» Short task: Copy out every line of the records below word for word, leaving out the pictures.

» The input:

>> start

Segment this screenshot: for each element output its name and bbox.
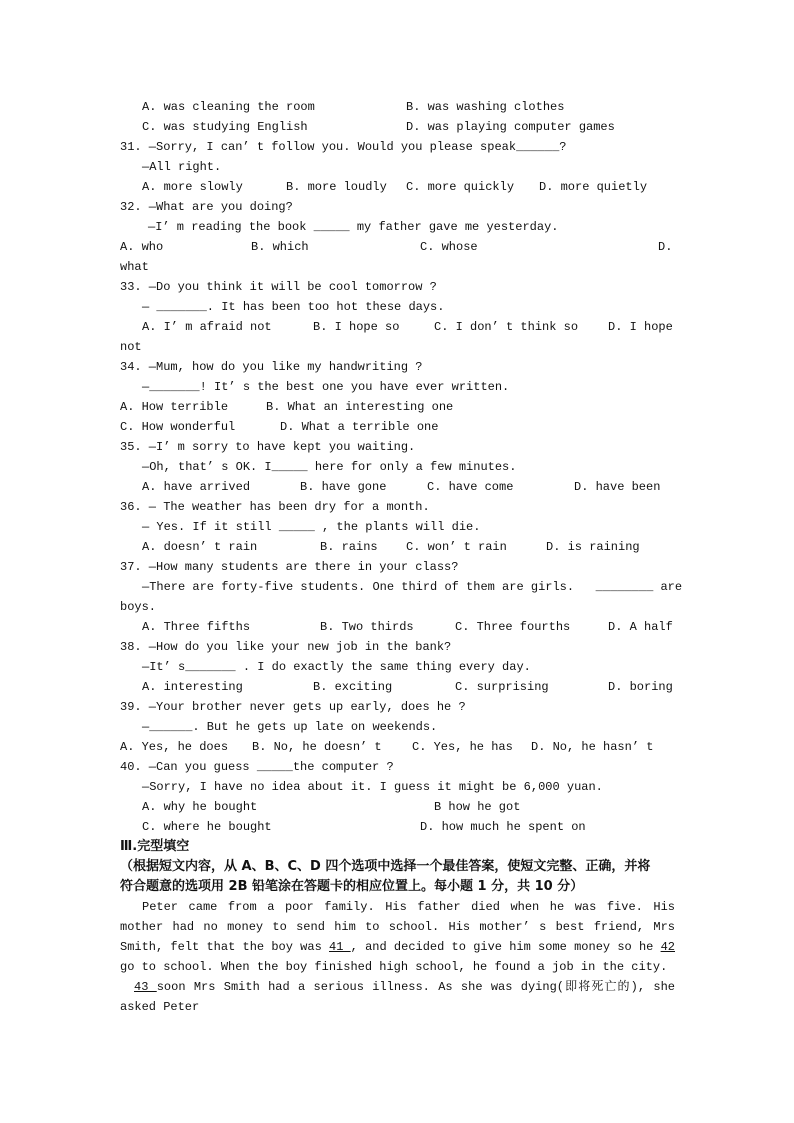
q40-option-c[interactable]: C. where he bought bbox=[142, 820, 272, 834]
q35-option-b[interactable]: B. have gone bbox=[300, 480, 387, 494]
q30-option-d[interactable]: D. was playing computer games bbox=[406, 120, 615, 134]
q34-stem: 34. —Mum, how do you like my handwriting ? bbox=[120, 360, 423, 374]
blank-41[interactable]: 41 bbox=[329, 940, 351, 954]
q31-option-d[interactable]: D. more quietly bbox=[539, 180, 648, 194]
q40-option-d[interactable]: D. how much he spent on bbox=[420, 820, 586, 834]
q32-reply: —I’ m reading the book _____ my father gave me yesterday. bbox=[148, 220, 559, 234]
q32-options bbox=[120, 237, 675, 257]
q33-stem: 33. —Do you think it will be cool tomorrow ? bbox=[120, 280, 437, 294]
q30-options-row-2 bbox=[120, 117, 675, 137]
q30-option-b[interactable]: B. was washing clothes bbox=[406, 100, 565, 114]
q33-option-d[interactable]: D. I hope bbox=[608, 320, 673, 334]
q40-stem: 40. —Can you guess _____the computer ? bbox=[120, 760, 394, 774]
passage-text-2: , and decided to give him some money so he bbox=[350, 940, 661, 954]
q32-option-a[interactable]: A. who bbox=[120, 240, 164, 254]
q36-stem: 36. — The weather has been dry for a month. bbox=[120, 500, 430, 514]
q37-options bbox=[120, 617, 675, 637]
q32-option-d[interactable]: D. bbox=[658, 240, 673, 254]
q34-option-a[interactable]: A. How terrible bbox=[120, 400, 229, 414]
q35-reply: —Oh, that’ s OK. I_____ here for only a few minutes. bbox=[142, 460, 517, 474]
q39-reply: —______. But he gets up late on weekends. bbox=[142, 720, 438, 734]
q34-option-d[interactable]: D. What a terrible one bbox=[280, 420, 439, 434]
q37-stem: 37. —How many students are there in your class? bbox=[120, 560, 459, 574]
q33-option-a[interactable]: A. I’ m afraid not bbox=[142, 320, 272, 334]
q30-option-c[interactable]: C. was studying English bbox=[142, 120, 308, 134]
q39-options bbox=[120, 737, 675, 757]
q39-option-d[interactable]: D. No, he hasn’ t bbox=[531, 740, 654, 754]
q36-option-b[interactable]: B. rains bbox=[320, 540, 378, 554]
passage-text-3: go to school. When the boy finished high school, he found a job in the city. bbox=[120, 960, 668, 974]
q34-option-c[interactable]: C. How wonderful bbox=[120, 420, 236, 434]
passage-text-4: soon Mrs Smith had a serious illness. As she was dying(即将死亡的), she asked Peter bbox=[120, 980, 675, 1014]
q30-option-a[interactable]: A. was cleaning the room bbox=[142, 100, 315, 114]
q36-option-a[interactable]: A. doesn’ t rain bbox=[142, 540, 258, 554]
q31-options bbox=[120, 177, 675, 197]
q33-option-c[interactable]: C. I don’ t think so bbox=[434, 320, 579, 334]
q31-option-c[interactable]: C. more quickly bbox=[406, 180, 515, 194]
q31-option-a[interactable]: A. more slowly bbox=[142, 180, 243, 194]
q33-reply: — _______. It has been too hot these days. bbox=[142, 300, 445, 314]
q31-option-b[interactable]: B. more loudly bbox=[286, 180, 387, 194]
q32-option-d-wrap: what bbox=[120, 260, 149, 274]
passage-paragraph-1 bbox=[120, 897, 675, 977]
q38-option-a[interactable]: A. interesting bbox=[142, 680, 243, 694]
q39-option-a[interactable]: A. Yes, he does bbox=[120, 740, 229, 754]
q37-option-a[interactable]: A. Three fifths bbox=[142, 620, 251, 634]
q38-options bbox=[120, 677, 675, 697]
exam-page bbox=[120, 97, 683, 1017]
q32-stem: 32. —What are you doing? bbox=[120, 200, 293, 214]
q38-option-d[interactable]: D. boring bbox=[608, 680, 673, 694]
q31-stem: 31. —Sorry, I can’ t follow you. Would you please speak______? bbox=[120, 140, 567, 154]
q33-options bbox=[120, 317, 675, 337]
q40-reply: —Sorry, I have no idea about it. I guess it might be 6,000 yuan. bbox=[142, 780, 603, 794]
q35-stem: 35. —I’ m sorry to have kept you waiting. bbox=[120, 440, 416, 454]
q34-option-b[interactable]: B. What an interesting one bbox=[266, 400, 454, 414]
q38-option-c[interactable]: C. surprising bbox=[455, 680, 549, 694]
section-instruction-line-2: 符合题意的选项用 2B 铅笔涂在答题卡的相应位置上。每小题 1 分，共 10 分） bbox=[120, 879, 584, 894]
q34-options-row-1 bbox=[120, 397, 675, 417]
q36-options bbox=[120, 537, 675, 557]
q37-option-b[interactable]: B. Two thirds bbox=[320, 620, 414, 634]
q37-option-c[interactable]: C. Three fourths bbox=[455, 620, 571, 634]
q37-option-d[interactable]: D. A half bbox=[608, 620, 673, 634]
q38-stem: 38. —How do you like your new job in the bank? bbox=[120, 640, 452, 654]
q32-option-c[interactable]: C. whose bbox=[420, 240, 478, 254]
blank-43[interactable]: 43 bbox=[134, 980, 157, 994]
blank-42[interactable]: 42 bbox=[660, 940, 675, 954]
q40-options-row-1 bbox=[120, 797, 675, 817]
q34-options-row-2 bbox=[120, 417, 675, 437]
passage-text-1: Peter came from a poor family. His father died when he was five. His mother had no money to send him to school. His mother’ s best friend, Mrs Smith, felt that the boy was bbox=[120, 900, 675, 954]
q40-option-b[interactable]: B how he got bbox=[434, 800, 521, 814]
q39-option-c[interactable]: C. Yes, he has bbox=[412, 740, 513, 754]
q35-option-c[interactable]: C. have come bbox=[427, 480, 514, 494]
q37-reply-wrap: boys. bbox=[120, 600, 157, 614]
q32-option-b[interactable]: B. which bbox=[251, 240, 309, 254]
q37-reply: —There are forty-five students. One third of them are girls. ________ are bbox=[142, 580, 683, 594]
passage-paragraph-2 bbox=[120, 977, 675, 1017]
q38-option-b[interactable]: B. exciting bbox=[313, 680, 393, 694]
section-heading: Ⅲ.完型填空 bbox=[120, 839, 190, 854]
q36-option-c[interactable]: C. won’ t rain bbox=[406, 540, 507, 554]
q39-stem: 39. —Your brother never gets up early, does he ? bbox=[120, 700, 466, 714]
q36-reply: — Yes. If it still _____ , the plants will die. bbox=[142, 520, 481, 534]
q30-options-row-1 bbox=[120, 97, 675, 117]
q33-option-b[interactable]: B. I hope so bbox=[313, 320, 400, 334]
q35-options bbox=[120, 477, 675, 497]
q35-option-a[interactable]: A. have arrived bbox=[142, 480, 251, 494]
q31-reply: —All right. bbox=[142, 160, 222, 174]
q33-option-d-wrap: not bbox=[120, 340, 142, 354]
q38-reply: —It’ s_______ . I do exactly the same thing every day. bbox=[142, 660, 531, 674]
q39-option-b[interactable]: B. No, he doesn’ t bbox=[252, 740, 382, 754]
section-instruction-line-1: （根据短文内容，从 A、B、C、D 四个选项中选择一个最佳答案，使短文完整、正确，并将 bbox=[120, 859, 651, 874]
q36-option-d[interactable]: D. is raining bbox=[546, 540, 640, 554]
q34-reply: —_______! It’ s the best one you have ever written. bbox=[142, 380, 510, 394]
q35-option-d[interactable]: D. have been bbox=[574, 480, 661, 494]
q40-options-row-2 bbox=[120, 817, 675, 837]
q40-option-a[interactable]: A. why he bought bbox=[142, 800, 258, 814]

>> end

» Answer:
Segment this screenshot: for each element output its name and bbox.
q40-option-c[interactable]: C. where he bought bbox=[142, 820, 272, 834]
q35-option-b[interactable]: B. have gone bbox=[300, 480, 387, 494]
q30-option-d[interactable]: D. was playing computer games bbox=[406, 120, 615, 134]
q34-stem: 34. —Mum, how do you like my handwriting ? bbox=[120, 360, 423, 374]
blank-41[interactable]: 41 bbox=[329, 940, 351, 954]
q31-option-d[interactable]: D. more quietly bbox=[539, 180, 648, 194]
q40-option-d[interactable]: D. how much he spent on bbox=[420, 820, 586, 834]
q32-reply: —I’ m reading the book _____ my father gave me yesterday. bbox=[148, 220, 559, 234]
q32-options bbox=[120, 237, 675, 257]
q33-stem: 33. —Do you think it will be cool tomorrow ? bbox=[120, 280, 437, 294]
q30-options-row-2 bbox=[120, 117, 675, 137]
q30-option-b[interactable]: B. was washing clothes bbox=[406, 100, 565, 114]
q33-option-d[interactable]: D. I hope bbox=[608, 320, 673, 334]
q40-stem: 40. —Can you guess _____the computer ? bbox=[120, 760, 394, 774]
passage-text-2: , and decided to give him some money so he bbox=[350, 940, 661, 954]
q32-option-a[interactable]: A. who bbox=[120, 240, 164, 254]
q36-stem: 36. — The weather has been dry for a month. bbox=[120, 500, 430, 514]
q37-options bbox=[120, 617, 675, 637]
q32-option-d[interactable]: D. bbox=[658, 240, 673, 254]
q34-option-a[interactable]: A. How terrible bbox=[120, 400, 229, 414]
q35-reply: —Oh, that’ s OK. I_____ here for only a few minutes. bbox=[142, 460, 517, 474]
q39-reply: —______. But he gets up late on weekends. bbox=[142, 720, 438, 734]
q34-option-d[interactable]: D. What a terrible one bbox=[280, 420, 439, 434]
q37-stem: 37. —How many students are there in your class? bbox=[120, 560, 459, 574]
q33-option-a[interactable]: A. I’ m afraid not bbox=[142, 320, 272, 334]
q30-option-c[interactable]: C. was studying English bbox=[142, 120, 308, 134]
q39-options bbox=[120, 737, 675, 757]
q39-option-d[interactable]: D. No, he hasn’ t bbox=[531, 740, 654, 754]
q36-option-b[interactable]: B. rains bbox=[320, 540, 378, 554]
passage-text-3: go to school. When the boy finished high school, he found a job in the city. bbox=[120, 960, 668, 974]
q34-option-c[interactable]: C. How wonderful bbox=[120, 420, 236, 434]
passage-text-4: soon Mrs Smith had a serious illness. As she was dying(即将死亡的), she asked Peter bbox=[120, 980, 675, 1014]
q30-option-a[interactable]: A. was cleaning the room bbox=[142, 100, 315, 114]
q36-option-a[interactable]: A. doesn’ t rain bbox=[142, 540, 258, 554]
q31-options bbox=[120, 177, 675, 197]
q33-option-c[interactable]: C. I don’ t think so bbox=[434, 320, 579, 334]
q31-option-c[interactable]: C. more quickly bbox=[406, 180, 515, 194]
q31-option-a[interactable]: A. more slowly bbox=[142, 180, 243, 194]
q33-reply: — _______. It has been too hot these days. bbox=[142, 300, 445, 314]
q31-option-b[interactable]: B. more loudly bbox=[286, 180, 387, 194]
q32-option-d-wrap: what bbox=[120, 260, 149, 274]
passage-paragraph-1 bbox=[120, 897, 675, 977]
q38-option-a[interactable]: A. interesting bbox=[142, 680, 243, 694]
q39-option-a[interactable]: A. Yes, he does bbox=[120, 740, 229, 754]
q37-option-a[interactable]: A. Three fifths bbox=[142, 620, 251, 634]
q38-options bbox=[120, 677, 675, 697]
exam-page bbox=[120, 97, 683, 1017]
q32-stem: 32. —What are you doing? bbox=[120, 200, 293, 214]
q38-option-d[interactable]: D. boring bbox=[608, 680, 673, 694]
q31-stem: 31. —Sorry, I can’ t follow you. Would you please speak______? bbox=[120, 140, 567, 154]
q33-options bbox=[120, 317, 675, 337]
q40-reply: —Sorry, I have no idea about it. I guess it might be 6,000 yuan. bbox=[142, 780, 603, 794]
q35-stem: 35. —I’ m sorry to have kept you waiting. bbox=[120, 440, 416, 454]
q34-option-b[interactable]: B. What an interesting one bbox=[266, 400, 454, 414]
q38-option-c[interactable]: C. surprising bbox=[455, 680, 549, 694]
section-instruction-line-2: 符合题意的选项用 2B 铅笔涂在答题卡的相应位置上。每小题 1 分，共 10 分） bbox=[120, 879, 584, 894]
q34-options-row-1 bbox=[120, 397, 675, 417]
q36-options bbox=[120, 537, 675, 557]
q37-option-b[interactable]: B. Two thirds bbox=[320, 620, 414, 634]
q37-option-c[interactable]: C. Three fourths bbox=[455, 620, 571, 634]
q37-option-d[interactable]: D. A half bbox=[608, 620, 673, 634]
q38-stem: 38. —How do you like your new job in the bank? bbox=[120, 640, 452, 654]
q32-option-c[interactable]: C. whose bbox=[420, 240, 478, 254]
blank-43[interactable]: 43 bbox=[134, 980, 157, 994]
blank-42[interactable]: 42 bbox=[660, 940, 675, 954]
q40-options-row-1 bbox=[120, 797, 675, 817]
q34-options-row-2 bbox=[120, 417, 675, 437]
passage-text-1: Peter came from a poor family. His father died when he was five. His mother had no money to send him to school. His mother’ s best friend, Mrs Smith, felt that the boy was bbox=[120, 900, 675, 954]
q40-option-b[interactable]: B how he got bbox=[434, 800, 521, 814]
q39-option-c[interactable]: C. Yes, he has bbox=[412, 740, 513, 754]
q35-option-c[interactable]: C. have come bbox=[427, 480, 514, 494]
q37-reply-wrap: boys. bbox=[120, 600, 157, 614]
q32-option-b[interactable]: B. which bbox=[251, 240, 309, 254]
q37-reply: —There are forty-five students. One third of them are girls. ________ are bbox=[142, 580, 683, 594]
passage-paragraph-2 bbox=[120, 977, 675, 1017]
q38-option-b[interactable]: B. exciting bbox=[313, 680, 393, 694]
section-heading: Ⅲ.完型填空 bbox=[120, 839, 190, 854]
q36-option-c[interactable]: C. won’ t rain bbox=[406, 540, 507, 554]
q39-stem: 39. —Your brother never gets up early, does he ? bbox=[120, 700, 466, 714]
q36-reply: — Yes. If it still _____ , the plants will die. bbox=[142, 520, 481, 534]
q30-options-row-1 bbox=[120, 97, 675, 117]
q33-option-b[interactable]: B. I hope so bbox=[313, 320, 400, 334]
q35-options bbox=[120, 477, 675, 497]
q35-option-a[interactable]: A. have arrived bbox=[142, 480, 251, 494]
q31-reply: —All right. bbox=[142, 160, 222, 174]
q33-option-d-wrap: not bbox=[120, 340, 142, 354]
q38-reply: —It’ s_______ . I do exactly the same thing every day. bbox=[142, 660, 531, 674]
q39-option-b[interactable]: B. No, he doesn’ t bbox=[252, 740, 382, 754]
section-instruction-line-1: （根据短文内容，从 A、B、C、D 四个选项中选择一个最佳答案，使短文完整、正确，并将 bbox=[120, 859, 651, 874]
q36-option-d[interactable]: D. is raining bbox=[546, 540, 640, 554]
q34-reply: —_______! It’ s the best one you have ever written. bbox=[142, 380, 510, 394]
q35-option-d[interactable]: D. have been bbox=[574, 480, 661, 494]
q40-options-row-2 bbox=[120, 817, 675, 837]
q40-option-a[interactable]: A. why he bought bbox=[142, 800, 258, 814]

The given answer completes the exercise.